(Quoted text):
START

1. Field of the Invention
This invention relates generally to optical readers and more particularly, but not by way of limitation, to an optoelectronic system for automatically converting graphic data contained on a drill stem test chart into electrical binary signals.
2. Desciption of Related Art
During the drilling of an oil or gas well it is often desirable to determine the pressure-flow characteristics of the formation into which the well is drilled. This is desirable because the formation pressure-flow information can assist a properly trained person in evaluating whether the well is more or less likely to produce and, if it is likely to produce, in what relative quantities it can be expected to produce. A formation pressure response can also be used to determine what type of well treatment is advisable. Such a determination can be made because the transient response of the formation pressure as a function of time provides means for determining the permeability and other properties of the reservoir. In general, the information which can be derived from a formation pressure-flow reading can be used by the well operator to decide whether to complete, stimulate or abandon the formation.
One manner of obtaining formation pressure-flow data and of analyzing this data is to perform a drill stem test which includes placing a bourdon tube pressure recording device in a test string which is lowered into the well in which the formation pressure is to be recorded. Attached to the bourdon tube is a marking stylus which scribes, in response to formation pressures sensed by the bourdon tube, a graph on a black-coated metal drill stem test chart which moves relative to the stylus. The resultant graph is a record of the pressure sensed by the bourdon tube as a function of time.
Once such a drill stem test chart has been marked at the drill site with a pressure graph, the chart is mailed to a company which provides the service of analyzing the graphic data contained on the chart. Such a company has skilled employees who manually read the chart and convert the graphic data into numerical form for mathematical manipulation by a computer or other calculating means. The computer or other calculating means translates the actual test data (i.e., the converted graphic data) into formation properties needed to guide the well operator's decision to complete, stimulate or abandon the formation. The translation occurs through the use of basic equations and formulas generally known in the reservoir evaluation art.
As the translation process occurs, and thereafter, an expert analyzes the information and prepares a written report containing the facts and the opinions of the expert which the well operator uses in formulating his opinion. Once the report is completed, it is mailed to the customer or well owner.
This manner of processing formation pressure data is time-consuming because mailing the chart to an analysis company, waiting for the analysis to be made, and receiving the report of the analysis by return mail takes several days. The manual reading of each pressure chart also consumes time and permits human error to occur because of the difficulty in accurately and consistently reading charts of the type produced by the aforementioned manner of recording formation pressure. These shortcomings of this type of system are critical because during the interim between the preparation of the formation pressure chart and the receipt of the report, the drilling operation ceases. This is costly because the per day expenses for a drilling rig and a crew can be thousands of dollars.

END

(Problems to solve):
• A. According to the patent background, what surface does the marking stylus scribe its graph on?
• B. Rewrite the passage of the patent background between "As the translation" and "or well owner.", inclusive, changing every "expert" to "analyst".

(Supplied data):
START

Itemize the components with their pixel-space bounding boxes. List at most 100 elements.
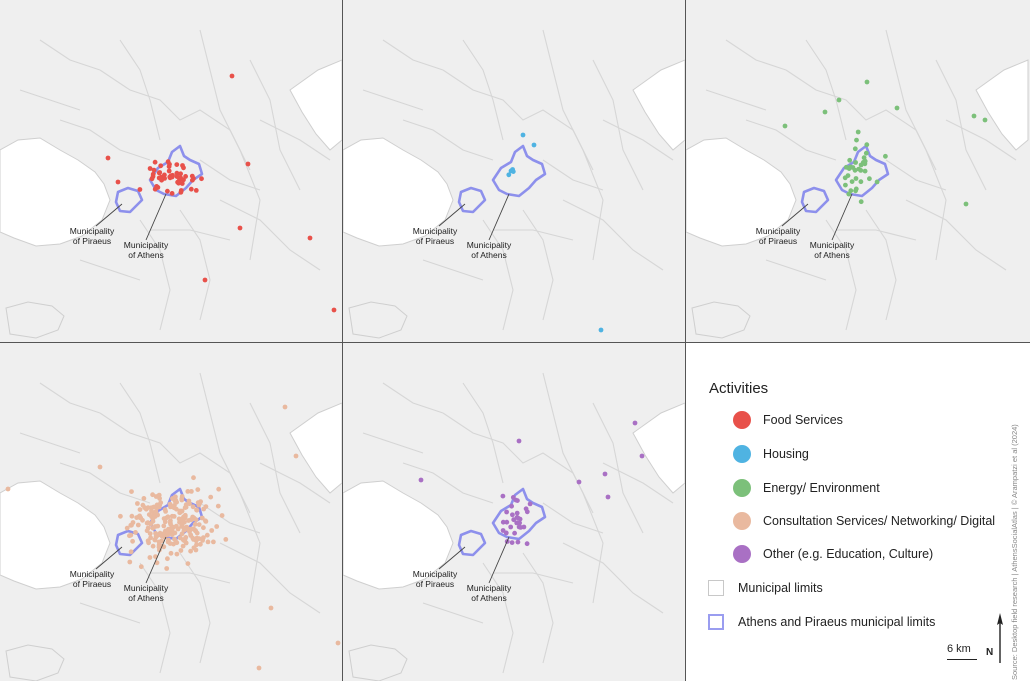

END

(Solutions below):
• A. A black-coated metal drill stem test chart that moves relative to the stylus.

• B.
As the translation process occurs, and thereafter, an analyst analyzes the information and prepares a written report containing the facts and the opinions of the analyst which the well operator uses in formulating his opinion. Once the report is completed, it is mailed to the customer or well owner.